(Data records)
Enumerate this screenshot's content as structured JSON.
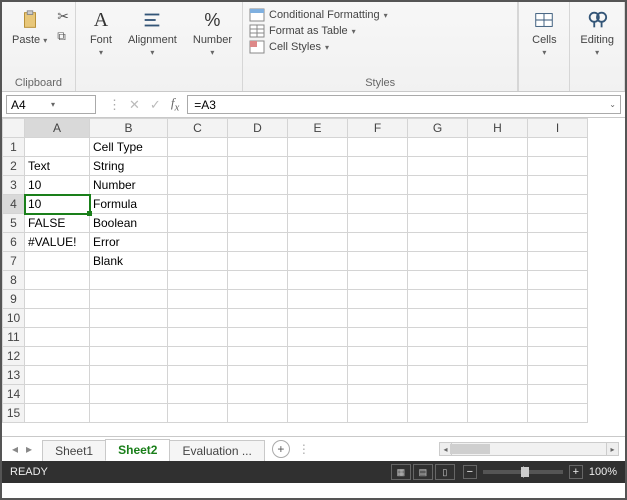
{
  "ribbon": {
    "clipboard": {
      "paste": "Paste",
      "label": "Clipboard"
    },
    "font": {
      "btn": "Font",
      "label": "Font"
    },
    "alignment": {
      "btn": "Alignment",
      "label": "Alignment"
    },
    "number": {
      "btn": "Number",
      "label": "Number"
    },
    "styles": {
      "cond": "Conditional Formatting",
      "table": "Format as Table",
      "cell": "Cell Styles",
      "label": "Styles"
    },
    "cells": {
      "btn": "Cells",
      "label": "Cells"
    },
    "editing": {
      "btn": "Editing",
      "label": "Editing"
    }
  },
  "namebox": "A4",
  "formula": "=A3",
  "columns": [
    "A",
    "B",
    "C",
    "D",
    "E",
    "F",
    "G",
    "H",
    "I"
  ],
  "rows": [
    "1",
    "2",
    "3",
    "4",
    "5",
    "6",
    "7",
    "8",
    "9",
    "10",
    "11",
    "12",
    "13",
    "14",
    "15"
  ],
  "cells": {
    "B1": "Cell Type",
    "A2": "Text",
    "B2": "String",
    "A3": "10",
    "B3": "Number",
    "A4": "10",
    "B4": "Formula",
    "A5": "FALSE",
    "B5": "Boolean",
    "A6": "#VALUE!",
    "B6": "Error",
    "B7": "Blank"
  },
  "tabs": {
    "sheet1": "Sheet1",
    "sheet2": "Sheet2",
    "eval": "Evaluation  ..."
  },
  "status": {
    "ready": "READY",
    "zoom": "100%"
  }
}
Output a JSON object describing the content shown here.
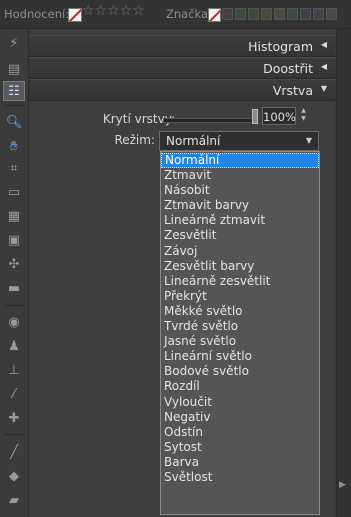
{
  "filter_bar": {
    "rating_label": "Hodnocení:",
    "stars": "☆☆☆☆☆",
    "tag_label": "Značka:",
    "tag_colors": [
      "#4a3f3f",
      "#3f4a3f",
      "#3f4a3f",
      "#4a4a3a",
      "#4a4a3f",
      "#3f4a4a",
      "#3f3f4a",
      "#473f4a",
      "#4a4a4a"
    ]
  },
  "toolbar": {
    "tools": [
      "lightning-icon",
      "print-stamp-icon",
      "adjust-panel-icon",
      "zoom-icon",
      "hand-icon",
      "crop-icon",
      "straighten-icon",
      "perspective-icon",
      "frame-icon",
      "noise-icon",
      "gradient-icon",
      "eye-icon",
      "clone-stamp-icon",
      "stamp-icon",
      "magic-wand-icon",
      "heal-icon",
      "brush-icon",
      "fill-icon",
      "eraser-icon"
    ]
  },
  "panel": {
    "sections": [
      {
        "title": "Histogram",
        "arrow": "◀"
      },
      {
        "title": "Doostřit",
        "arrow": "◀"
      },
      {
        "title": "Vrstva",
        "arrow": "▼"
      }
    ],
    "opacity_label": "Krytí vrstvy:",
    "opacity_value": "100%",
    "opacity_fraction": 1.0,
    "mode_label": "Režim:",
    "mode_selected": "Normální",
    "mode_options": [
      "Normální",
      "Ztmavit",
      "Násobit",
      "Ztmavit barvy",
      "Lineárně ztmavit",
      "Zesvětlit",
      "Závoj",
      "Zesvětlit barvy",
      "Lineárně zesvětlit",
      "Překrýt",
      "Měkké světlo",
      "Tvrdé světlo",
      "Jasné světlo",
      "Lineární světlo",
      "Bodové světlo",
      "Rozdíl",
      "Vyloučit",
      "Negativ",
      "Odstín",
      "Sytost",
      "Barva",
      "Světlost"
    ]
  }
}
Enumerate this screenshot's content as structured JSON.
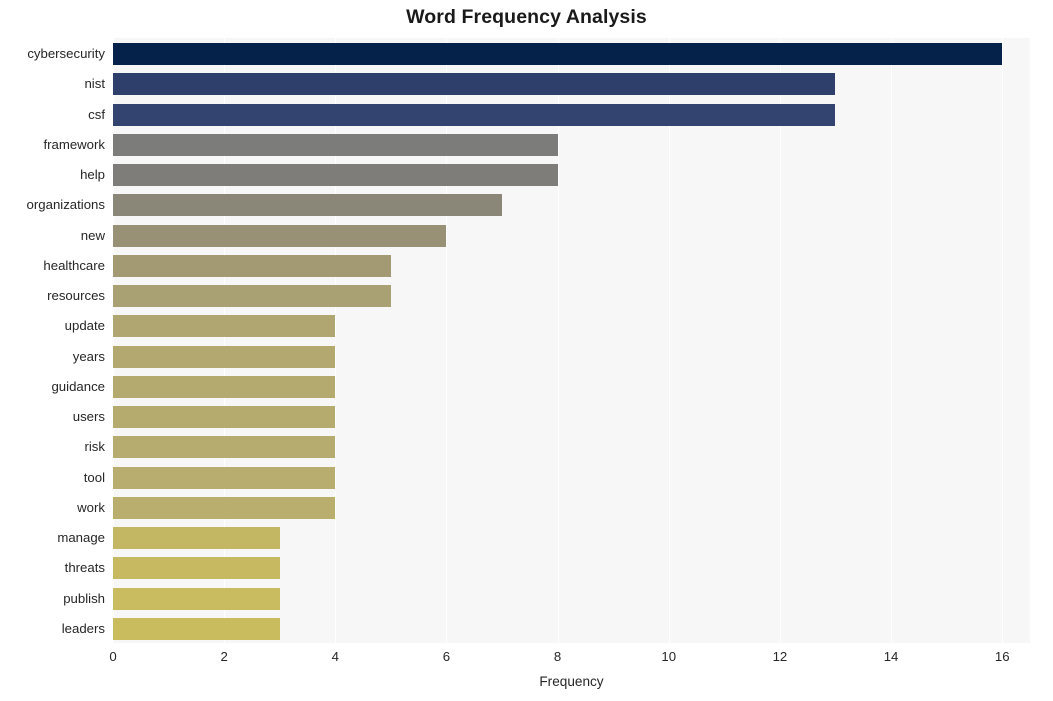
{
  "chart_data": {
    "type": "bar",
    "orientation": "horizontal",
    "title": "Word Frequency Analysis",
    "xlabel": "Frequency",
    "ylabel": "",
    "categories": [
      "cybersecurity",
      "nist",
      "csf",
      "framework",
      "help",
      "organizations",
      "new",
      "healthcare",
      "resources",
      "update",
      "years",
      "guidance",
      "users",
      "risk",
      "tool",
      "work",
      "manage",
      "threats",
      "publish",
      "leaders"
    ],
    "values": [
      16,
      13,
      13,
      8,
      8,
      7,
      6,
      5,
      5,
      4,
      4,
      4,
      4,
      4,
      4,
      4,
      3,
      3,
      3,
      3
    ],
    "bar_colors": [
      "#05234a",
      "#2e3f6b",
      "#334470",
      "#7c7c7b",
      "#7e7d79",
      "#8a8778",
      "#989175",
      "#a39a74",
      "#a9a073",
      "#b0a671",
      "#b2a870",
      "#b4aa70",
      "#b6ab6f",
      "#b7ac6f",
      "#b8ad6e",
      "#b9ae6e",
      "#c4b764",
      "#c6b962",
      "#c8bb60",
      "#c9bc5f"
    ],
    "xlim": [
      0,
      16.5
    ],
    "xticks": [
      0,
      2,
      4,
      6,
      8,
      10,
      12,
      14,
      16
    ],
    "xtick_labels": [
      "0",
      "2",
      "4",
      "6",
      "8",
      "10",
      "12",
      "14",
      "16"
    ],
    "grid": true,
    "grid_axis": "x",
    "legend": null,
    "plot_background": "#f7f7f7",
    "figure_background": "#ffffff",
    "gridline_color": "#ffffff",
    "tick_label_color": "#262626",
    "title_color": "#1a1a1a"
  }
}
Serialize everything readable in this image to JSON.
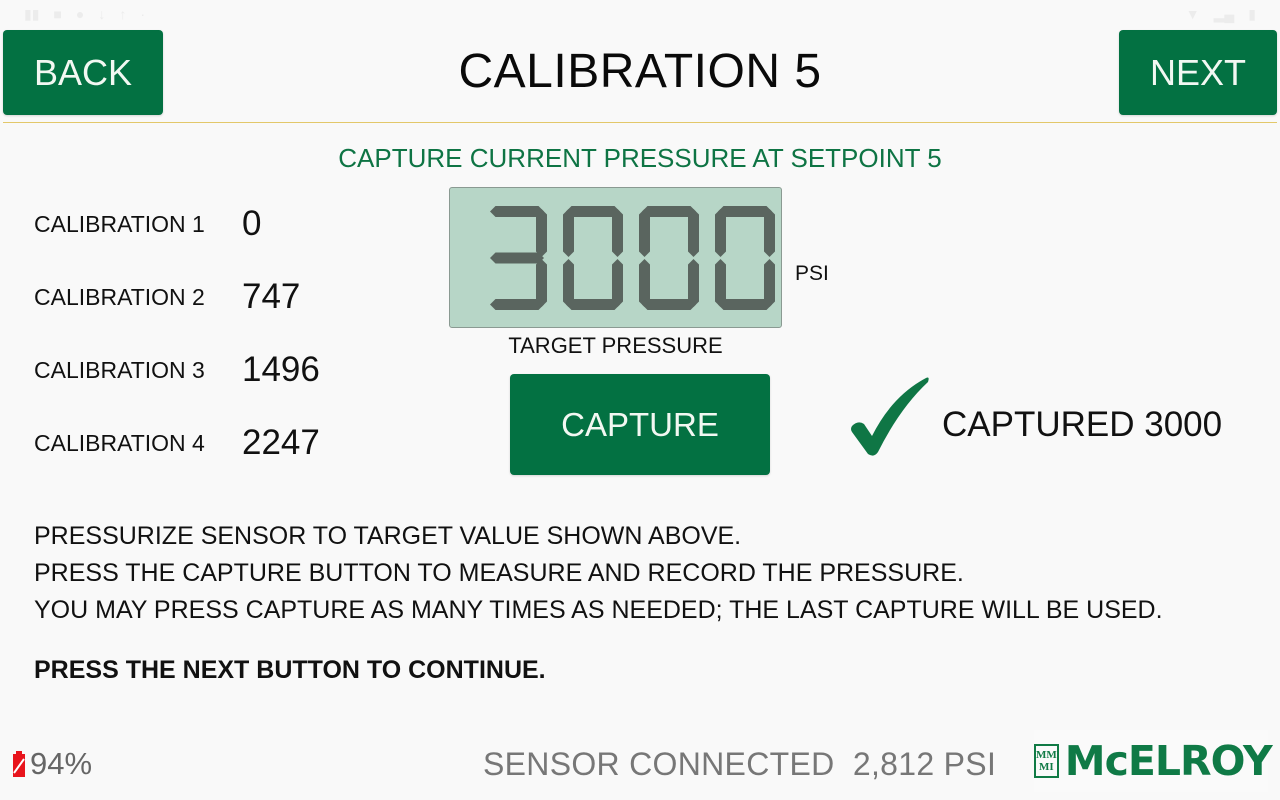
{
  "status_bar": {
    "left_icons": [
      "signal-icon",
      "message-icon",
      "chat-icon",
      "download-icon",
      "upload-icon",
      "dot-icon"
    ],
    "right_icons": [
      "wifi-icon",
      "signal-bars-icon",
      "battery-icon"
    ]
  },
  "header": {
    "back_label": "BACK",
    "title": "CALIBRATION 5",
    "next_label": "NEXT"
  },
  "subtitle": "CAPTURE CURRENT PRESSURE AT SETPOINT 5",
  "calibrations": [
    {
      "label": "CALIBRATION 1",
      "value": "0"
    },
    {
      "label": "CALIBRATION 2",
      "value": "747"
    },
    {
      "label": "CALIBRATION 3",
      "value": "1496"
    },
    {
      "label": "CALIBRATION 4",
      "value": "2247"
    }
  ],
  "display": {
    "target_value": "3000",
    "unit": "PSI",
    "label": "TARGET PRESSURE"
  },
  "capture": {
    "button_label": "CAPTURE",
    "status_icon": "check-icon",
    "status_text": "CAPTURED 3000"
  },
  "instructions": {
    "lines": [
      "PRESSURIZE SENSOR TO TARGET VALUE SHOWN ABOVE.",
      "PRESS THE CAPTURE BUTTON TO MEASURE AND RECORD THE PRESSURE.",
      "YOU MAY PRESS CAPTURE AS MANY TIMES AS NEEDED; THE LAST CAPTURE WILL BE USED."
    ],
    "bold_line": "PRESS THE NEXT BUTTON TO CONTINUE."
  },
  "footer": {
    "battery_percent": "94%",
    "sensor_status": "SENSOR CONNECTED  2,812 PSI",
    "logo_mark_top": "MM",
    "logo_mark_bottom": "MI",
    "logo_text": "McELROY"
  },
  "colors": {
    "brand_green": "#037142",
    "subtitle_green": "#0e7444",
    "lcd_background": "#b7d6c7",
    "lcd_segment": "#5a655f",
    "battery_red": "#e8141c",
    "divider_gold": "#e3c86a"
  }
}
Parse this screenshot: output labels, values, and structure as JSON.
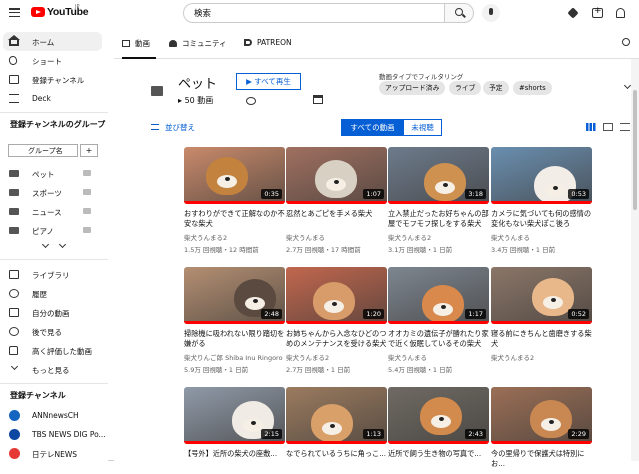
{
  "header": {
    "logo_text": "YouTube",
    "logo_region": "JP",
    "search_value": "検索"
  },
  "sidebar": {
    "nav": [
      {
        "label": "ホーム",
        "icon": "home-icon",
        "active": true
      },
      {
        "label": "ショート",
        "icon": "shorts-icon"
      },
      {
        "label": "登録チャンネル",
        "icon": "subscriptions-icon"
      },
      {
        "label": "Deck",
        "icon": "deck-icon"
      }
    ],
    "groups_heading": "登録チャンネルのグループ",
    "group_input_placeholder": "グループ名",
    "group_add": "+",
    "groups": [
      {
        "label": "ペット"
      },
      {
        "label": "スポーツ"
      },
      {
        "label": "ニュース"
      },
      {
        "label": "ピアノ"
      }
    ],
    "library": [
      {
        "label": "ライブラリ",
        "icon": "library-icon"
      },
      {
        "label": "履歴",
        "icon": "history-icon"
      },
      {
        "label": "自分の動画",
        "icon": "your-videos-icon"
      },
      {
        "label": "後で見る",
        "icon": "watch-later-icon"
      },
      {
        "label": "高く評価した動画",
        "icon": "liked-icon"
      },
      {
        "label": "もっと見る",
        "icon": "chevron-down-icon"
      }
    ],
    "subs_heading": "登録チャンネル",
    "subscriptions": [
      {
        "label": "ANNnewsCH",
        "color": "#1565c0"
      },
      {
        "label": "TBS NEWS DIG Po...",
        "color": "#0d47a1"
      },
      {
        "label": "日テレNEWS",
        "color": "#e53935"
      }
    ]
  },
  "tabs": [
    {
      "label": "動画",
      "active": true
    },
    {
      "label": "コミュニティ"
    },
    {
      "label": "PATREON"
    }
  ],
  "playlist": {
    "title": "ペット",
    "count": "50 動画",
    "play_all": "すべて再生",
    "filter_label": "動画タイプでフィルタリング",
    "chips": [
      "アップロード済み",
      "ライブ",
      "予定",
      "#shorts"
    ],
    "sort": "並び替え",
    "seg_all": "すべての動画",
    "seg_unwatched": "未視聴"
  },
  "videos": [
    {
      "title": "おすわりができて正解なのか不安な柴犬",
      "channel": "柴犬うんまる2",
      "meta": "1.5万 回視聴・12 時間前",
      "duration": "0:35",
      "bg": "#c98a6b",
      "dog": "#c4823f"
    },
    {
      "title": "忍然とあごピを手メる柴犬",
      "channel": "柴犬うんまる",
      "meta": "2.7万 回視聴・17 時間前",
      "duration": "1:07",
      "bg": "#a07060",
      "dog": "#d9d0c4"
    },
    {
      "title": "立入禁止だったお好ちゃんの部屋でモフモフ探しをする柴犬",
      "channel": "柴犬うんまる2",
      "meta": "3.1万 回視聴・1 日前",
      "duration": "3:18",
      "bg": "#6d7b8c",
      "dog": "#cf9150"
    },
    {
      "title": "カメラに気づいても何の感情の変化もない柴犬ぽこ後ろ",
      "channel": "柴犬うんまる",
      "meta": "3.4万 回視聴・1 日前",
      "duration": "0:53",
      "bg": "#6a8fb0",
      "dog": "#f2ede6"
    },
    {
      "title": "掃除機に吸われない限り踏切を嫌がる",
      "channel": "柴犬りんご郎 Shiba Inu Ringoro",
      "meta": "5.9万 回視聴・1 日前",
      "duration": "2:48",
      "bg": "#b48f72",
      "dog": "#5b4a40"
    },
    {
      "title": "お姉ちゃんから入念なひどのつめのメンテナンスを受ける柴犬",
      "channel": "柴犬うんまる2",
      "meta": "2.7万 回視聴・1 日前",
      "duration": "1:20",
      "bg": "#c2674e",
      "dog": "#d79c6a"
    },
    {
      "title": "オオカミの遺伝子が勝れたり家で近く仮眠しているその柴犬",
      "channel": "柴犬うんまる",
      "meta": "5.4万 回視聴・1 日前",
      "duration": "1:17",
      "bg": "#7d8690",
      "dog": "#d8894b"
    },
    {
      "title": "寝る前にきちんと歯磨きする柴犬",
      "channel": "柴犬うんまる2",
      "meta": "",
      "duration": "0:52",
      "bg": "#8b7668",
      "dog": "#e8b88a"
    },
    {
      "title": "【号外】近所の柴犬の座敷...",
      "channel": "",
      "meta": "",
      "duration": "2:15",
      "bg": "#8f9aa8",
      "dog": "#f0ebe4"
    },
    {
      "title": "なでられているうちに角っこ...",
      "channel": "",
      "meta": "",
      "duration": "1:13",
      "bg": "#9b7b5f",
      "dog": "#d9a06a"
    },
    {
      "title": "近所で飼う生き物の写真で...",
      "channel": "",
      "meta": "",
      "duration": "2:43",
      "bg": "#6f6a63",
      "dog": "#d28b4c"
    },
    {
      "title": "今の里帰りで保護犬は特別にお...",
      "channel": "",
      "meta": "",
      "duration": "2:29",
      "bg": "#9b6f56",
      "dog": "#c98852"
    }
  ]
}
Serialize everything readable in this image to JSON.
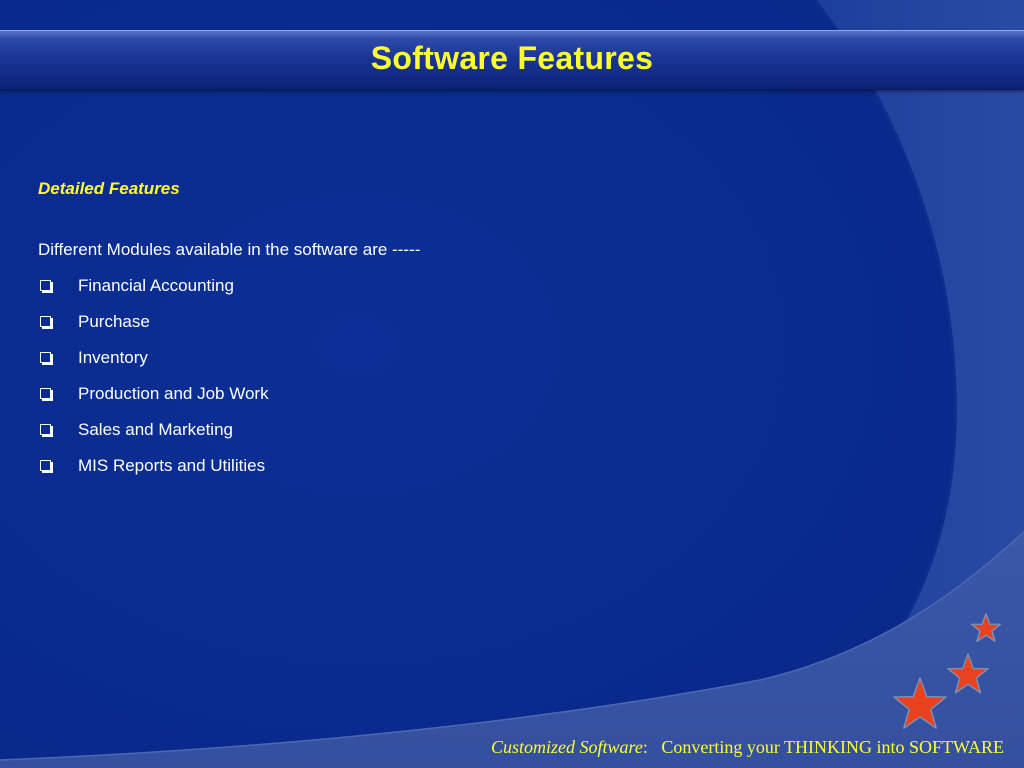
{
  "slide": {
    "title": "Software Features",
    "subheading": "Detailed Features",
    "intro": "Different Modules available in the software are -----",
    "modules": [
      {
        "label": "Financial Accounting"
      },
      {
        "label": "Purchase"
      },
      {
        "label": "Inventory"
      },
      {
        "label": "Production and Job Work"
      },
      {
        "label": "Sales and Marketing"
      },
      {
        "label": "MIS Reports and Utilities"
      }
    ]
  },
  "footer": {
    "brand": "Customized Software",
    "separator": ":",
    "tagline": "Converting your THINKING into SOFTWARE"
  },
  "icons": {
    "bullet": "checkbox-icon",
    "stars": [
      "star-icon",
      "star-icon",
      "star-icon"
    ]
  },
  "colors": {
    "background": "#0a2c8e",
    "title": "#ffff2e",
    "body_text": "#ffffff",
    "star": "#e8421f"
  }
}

Goal of the exercise: Collect the lines of the data that carry the word "Features".

Exercise response:
    "title": "Software Features",
    "subheading": "Detailed Features",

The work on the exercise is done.